Items listed in a dataset
+++++

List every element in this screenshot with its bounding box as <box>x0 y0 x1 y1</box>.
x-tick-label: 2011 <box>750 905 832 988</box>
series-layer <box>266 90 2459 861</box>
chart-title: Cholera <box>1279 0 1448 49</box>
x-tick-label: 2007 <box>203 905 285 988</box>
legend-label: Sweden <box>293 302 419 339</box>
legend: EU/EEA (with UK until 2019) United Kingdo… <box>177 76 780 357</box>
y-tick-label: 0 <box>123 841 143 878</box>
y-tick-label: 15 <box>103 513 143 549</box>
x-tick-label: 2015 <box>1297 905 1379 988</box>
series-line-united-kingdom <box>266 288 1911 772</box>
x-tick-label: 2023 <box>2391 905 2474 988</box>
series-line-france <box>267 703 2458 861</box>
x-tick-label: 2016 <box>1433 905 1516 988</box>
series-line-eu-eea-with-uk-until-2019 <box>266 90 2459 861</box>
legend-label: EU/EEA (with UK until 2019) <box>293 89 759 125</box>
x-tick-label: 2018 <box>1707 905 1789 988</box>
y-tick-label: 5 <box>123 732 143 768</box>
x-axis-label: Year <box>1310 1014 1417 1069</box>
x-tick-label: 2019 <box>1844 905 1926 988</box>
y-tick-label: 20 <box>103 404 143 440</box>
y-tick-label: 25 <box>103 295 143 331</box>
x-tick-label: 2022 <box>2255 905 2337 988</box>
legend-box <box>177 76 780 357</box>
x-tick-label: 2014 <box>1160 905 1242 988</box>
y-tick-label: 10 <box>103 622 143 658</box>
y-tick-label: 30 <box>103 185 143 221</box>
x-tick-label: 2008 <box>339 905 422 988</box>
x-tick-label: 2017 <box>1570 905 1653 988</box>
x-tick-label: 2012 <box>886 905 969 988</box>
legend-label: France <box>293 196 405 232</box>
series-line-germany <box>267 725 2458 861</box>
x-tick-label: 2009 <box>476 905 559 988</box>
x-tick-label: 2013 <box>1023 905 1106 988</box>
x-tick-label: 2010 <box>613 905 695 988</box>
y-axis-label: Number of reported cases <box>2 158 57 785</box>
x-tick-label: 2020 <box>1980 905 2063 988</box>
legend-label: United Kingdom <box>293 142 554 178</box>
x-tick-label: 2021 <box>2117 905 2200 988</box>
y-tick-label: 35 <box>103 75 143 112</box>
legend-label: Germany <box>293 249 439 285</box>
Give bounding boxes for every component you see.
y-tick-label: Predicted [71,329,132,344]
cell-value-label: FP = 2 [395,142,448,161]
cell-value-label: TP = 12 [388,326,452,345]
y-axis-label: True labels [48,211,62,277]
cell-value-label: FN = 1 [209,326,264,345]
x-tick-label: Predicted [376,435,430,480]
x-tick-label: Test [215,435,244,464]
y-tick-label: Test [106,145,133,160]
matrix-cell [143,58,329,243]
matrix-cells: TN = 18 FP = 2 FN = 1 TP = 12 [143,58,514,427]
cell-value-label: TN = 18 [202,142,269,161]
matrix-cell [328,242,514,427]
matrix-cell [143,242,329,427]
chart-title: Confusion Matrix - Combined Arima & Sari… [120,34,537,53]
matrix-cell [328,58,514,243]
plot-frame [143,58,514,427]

+++++

**What is asked:**
Update the lines above by replacing each "legend-label" with "legend-entry", leaving every other character unchanged.

**The completed task:**
List every element in this screenshot with its bounding box as <box>x0 y0 x1 y1</box>.
x-tick-label: 2011 <box>750 905 832 988</box>
series-layer <box>266 90 2459 861</box>
chart-title: Cholera <box>1279 0 1448 49</box>
x-tick-label: 2007 <box>203 905 285 988</box>
legend-entry: Sweden <box>293 302 419 339</box>
legend: EU/EEA (with UK until 2019) United Kingdo… <box>177 76 780 357</box>
y-tick-label: 0 <box>123 841 143 878</box>
y-tick-label: 15 <box>103 513 143 549</box>
x-tick-label: 2015 <box>1297 905 1379 988</box>
series-line-united-kingdom <box>266 288 1911 772</box>
x-tick-label: 2023 <box>2391 905 2474 988</box>
series-line-france <box>267 703 2458 861</box>
x-tick-label: 2016 <box>1433 905 1516 988</box>
series-line-eu-eea-with-uk-until-2019 <box>266 90 2459 861</box>
legend-entry: EU/EEA (with UK until 2019) <box>293 89 759 125</box>
x-tick-label: 2018 <box>1707 905 1789 988</box>
y-tick-label: 5 <box>123 732 143 768</box>
x-axis-label: Year <box>1310 1014 1417 1069</box>
x-tick-label: 2019 <box>1844 905 1926 988</box>
y-tick-label: 20 <box>103 404 143 440</box>
y-tick-label: 25 <box>103 295 143 331</box>
x-tick-label: 2022 <box>2255 905 2337 988</box>
legend-box <box>177 76 780 357</box>
x-tick-label: 2014 <box>1160 905 1242 988</box>
y-tick-label: 10 <box>103 622 143 658</box>
y-tick-label: 30 <box>103 185 143 221</box>
x-tick-label: 2008 <box>339 905 422 988</box>
x-tick-label: 2017 <box>1570 905 1653 988</box>
x-tick-label: 2012 <box>886 905 969 988</box>
legend-entry: France <box>293 196 405 232</box>
series-line-germany <box>267 725 2458 861</box>
x-tick-label: 2009 <box>476 905 559 988</box>
x-tick-label: 2013 <box>1023 905 1106 988</box>
x-tick-label: 2010 <box>613 905 695 988</box>
y-axis-label: Number of reported cases <box>2 158 57 785</box>
x-tick-label: 2020 <box>1980 905 2063 988</box>
legend-entry: United Kingdom <box>293 142 554 178</box>
x-tick-label: 2021 <box>2117 905 2200 988</box>
y-tick-label: 35 <box>103 75 143 112</box>
legend-entry: Germany <box>293 249 439 285</box>
Give bounding boxes for every component you see.
y-tick-label: Predicted [71,329,132,344]
cell-value-label: FP = 2 [395,142,448,161]
cell-value-label: TP = 12 [388,326,452,345]
y-axis-label: True labels [48,211,62,277]
cell-value-label: FN = 1 [209,326,264,345]
x-tick-label: Predicted [376,435,430,480]
x-tick-label: Test [215,435,244,464]
y-tick-label: Test [106,145,133,160]
matrix-cell [143,58,329,243]
matrix-cells: TN = 18 FP = 2 FN = 1 TP = 12 [143,58,514,427]
cell-value-label: TN = 18 [202,142,269,161]
matrix-cell [328,242,514,427]
matrix-cell [143,242,329,427]
chart-title: Confusion Matrix - Combined Arima & Sari… [120,34,537,53]
matrix-cell [328,58,514,243]
plot-frame [143,58,514,427]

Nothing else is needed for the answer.